__Dataset rows__:
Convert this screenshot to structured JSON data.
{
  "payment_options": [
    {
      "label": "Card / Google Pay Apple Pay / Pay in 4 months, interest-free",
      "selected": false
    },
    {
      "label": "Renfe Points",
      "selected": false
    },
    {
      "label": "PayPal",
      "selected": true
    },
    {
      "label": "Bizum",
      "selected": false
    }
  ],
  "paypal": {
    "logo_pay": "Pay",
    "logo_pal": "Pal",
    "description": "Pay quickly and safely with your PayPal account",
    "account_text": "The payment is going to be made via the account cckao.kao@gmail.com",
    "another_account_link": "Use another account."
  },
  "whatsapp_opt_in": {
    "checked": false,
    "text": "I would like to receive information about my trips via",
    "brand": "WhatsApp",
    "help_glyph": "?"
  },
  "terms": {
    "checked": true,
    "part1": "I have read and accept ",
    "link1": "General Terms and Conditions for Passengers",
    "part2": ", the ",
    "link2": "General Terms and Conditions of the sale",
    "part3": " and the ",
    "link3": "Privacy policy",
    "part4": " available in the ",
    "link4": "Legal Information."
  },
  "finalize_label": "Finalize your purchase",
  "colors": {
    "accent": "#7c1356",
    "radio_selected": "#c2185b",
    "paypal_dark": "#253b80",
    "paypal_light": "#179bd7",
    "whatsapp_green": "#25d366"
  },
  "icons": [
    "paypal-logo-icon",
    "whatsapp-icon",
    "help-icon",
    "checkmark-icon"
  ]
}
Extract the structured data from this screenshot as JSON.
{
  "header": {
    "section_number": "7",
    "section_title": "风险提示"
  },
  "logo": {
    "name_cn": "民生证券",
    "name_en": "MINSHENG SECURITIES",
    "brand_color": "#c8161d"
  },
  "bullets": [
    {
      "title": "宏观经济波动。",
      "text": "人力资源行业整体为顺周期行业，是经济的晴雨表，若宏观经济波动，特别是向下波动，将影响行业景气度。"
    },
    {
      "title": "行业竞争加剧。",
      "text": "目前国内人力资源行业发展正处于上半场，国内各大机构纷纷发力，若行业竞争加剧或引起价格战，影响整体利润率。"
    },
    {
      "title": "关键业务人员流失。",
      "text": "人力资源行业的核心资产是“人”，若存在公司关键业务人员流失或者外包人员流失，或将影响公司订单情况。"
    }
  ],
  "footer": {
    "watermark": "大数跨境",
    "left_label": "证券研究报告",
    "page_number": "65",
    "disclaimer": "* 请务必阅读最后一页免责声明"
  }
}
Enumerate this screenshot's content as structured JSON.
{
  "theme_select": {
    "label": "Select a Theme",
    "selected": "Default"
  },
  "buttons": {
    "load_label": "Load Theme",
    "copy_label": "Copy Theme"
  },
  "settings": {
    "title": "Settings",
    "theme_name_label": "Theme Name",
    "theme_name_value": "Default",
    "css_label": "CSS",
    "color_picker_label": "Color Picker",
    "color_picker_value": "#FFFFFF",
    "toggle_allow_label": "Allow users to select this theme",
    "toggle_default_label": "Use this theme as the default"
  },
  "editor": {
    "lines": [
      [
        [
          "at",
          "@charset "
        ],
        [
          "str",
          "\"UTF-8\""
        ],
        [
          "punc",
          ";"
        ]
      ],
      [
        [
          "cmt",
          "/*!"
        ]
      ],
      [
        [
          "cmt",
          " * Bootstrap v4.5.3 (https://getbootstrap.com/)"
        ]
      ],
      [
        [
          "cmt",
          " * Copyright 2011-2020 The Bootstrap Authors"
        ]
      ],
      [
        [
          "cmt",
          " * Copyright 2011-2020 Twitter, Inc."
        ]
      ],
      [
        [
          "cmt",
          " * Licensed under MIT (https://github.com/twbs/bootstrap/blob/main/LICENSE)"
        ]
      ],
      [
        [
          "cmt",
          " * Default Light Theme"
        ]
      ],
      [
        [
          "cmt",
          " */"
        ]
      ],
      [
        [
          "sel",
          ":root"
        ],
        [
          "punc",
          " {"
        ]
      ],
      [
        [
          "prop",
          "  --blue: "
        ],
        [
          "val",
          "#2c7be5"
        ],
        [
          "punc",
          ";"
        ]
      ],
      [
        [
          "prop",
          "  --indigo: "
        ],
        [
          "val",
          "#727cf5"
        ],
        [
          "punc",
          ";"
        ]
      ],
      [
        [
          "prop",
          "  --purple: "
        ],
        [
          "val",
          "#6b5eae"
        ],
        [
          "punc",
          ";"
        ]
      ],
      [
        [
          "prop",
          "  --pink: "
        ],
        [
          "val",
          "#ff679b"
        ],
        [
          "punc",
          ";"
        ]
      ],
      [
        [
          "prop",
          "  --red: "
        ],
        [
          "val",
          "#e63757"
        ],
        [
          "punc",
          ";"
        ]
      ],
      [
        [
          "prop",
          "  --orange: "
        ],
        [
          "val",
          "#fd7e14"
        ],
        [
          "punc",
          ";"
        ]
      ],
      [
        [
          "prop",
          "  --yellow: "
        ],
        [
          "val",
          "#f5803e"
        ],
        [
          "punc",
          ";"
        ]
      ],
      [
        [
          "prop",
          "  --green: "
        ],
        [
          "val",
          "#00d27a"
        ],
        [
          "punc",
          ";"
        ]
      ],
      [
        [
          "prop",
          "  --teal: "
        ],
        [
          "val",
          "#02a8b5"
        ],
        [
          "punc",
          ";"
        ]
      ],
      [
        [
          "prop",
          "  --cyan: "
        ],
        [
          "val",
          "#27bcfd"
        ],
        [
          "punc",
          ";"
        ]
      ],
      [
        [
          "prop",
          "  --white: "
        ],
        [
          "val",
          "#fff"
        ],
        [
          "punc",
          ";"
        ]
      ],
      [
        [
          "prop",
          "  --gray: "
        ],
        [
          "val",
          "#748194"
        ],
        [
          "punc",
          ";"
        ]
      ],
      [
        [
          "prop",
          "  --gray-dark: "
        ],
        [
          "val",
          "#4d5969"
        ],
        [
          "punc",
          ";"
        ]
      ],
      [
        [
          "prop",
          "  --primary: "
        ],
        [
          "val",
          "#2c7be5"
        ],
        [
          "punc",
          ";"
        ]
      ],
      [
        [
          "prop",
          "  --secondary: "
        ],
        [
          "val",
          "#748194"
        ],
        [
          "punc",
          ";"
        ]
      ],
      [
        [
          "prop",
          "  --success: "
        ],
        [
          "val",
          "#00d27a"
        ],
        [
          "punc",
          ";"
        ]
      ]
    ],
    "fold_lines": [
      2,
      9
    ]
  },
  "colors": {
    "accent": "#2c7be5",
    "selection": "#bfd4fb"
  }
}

__Stated exercise__: Exactly reproduce every line of the data above.

__Answer for the task__:
Convert this screenshot to structured JSON data.
{
  "payment_options": [
    {
      "label": "Card / Google Pay Apple Pay / Pay in 4 months, interest-free",
      "selected": false
    },
    {
      "label": "Renfe Points",
      "selected": false
    },
    {
      "label": "PayPal",
      "selected": true
    },
    {
      "label": "Bizum",
      "selected": false
    }
  ],
  "paypal": {
    "logo_pay": "Pay",
    "logo_pal": "Pal",
    "description": "Pay quickly and safely with your PayPal account",
    "account_text": "The payment is going to be made via the account cckao.kao@gmail.com",
    "another_account_link": "Use another account."
  },
  "whatsapp_opt_in": {
    "checked": false,
    "text": "I would like to receive information about my trips via",
    "brand": "WhatsApp",
    "help_glyph": "?"
  },
  "terms": {
    "checked": true,
    "part1": "I have read and accept ",
    "link1": "General Terms and Conditions for Passengers",
    "part2": ", the ",
    "link2": "General Terms and Conditions of the sale",
    "part3": " and the ",
    "link3": "Privacy policy",
    "part4": " available in the ",
    "link4": "Legal Information."
  },
  "finalize_label": "Finalize your purchase",
  "colors": {
    "accent": "#7c1356",
    "radio_selected": "#c2185b",
    "paypal_dark": "#253b80",
    "paypal_light": "#179bd7",
    "whatsapp_green": "#25d366"
  },
  "icons": [
    "paypal-logo-icon",
    "whatsapp-icon",
    "help-icon",
    "checkmark-icon"
  ]
}
Extract the structured data from this screenshot as JSON.
{
  "header": {
    "section_number": "7",
    "section_title": "风险提示"
  },
  "logo": {
    "name_cn": "民生证券",
    "name_en": "MINSHENG SECURITIES",
    "brand_color": "#c8161d"
  },
  "bullets": [
    {
      "title": "宏观经济波动。",
      "text": "人力资源行业整体为顺周期行业，是经济的晴雨表，若宏观经济波动，特别是向下波动，将影响行业景气度。"
    },
    {
      "title": "行业竞争加剧。",
      "text": "目前国内人力资源行业发展正处于上半场，国内各大机构纷纷发力，若行业竞争加剧或引起价格战，影响整体利润率。"
    },
    {
      "title": "关键业务人员流失。",
      "text": "人力资源行业的核心资产是“人”，若存在公司关键业务人员流失或者外包人员流失，或将影响公司订单情况。"
    }
  ],
  "footer": {
    "watermark": "大数跨境",
    "left_label": "证券研究报告",
    "page_number": "65",
    "disclaimer": "* 请务必阅读最后一页免责声明"
  }
}
Enumerate this screenshot's content as structured JSON.
{
  "theme_select": {
    "label": "Select a Theme",
    "selected": "Default"
  },
  "buttons": {
    "load_label": "Load Theme",
    "copy_label": "Copy Theme"
  },
  "settings": {
    "title": "Settings",
    "theme_name_label": "Theme Name",
    "theme_name_value": "Default",
    "css_label": "CSS",
    "color_picker_label": "Color Picker",
    "color_picker_value": "#FFFFFF",
    "toggle_allow_label": "Allow users to select this theme",
    "toggle_default_label": "Use this theme as the default"
  },
  "editor": {
    "lines": [
      [
        [
          "at",
          "@charset "
        ],
        [
          "str",
          "\"UTF-8\""
        ],
        [
          "punc",
          ";"
        ]
      ],
      [
        [
          "cmt",
          "/*!"
        ]
      ],
      [
        [
          "cmt",
          " * Bootstrap v4.5.3 (https://getbootstrap.com/)"
        ]
      ],
      [
        [
          "cmt",
          " * Copyright 2011-2020 The Bootstrap Authors"
        ]
      ],
      [
        [
          "cmt",
          " * Copyright 2011-2020 Twitter, Inc."
        ]
      ],
      [
        [
          "cmt",
          " * Licensed under MIT (https://github.com/twbs/bootstrap/blob/main/LICENSE)"
        ]
      ],
      [
        [
          "cmt",
          " * Default Light Theme"
        ]
      ],
      [
        [
          "cmt",
          " */"
        ]
      ],
      [
        [
          "sel",
          ":root"
        ],
        [
          "punc",
          " {"
        ]
      ],
      [
        [
          "prop",
          "  --blue: "
        ],
        [
          "val",
          "#2c7be5"
        ],
        [
          "punc",
          ";"
        ]
      ],
      [
        [
          "prop",
          "  --indigo: "
        ],
        [
          "val",
          "#727cf5"
        ],
        [
          "punc",
          ";"
        ]
      ],
      [
        [
          "prop",
          "  --purple: "
        ],
        [
          "val",
          "#6b5eae"
        ],
        [
          "punc",
          ";"
        ]
      ],
      [
        [
          "prop",
          "  --pink: "
        ],
        [
          "val",
          "#ff679b"
        ],
        [
          "punc",
          ";"
        ]
      ],
      [
        [
          "prop",
          "  --red: "
        ],
        [
          "val",
          "#e63757"
        ],
        [
          "punc",
          ";"
        ]
      ],
      [
        [
          "prop",
          "  --orange: "
        ],
        [
          "val",
          "#fd7e14"
        ],
        [
          "punc",
          ";"
        ]
      ],
      [
        [
          "prop",
          "  --yellow: "
        ],
        [
          "val",
          "#f5803e"
        ],
        [
          "punc",
          ";"
        ]
      ],
      [
        [
          "prop",
          "  --green: "
        ],
        [
          "val",
          "#00d27a"
        ],
        [
          "punc",
          ";"
        ]
      ],
      [
        [
          "prop",
          "  --teal: "
        ],
        [
          "val",
          "#02a8b5"
        ],
        [
          "punc",
          ";"
        ]
      ],
      [
        [
          "prop",
          "  --cyan: "
        ],
        [
          "val",
          "#27bcfd"
        ],
        [
          "punc",
          ";"
        ]
      ],
      [
        [
          "prop",
          "  --white: "
        ],
        [
          "val",
          "#fff"
        ],
        [
          "punc",
          ";"
        ]
      ],
      [
        [
          "prop",
          "  --gray: "
        ],
        [
          "val",
          "#748194"
        ],
        [
          "punc",
          ";"
        ]
      ],
      [
        [
          "prop",
          "  --gray-dark: "
        ],
        [
          "val",
          "#4d5969"
        ],
        [
          "punc",
          ";"
        ]
      ],
      [
        [
          "prop",
          "  --primary: "
        ],
        [
          "val",
          "#2c7be5"
        ],
        [
          "punc",
          ";"
        ]
      ],
      [
        [
          "prop",
          "  --secondary: "
        ],
        [
          "val",
          "#748194"
        ],
        [
          "punc",
          ";"
        ]
      ],
      [
        [
          "prop",
          "  --success: "
        ],
        [
          "val",
          "#00d27a"
        ],
        [
          "punc",
          ";"
        ]
      ]
    ],
    "fold_lines": [
      2,
      9
    ]
  },
  "colors": {
    "accent": "#2c7be5",
    "selection": "#bfd4fb"
  }
}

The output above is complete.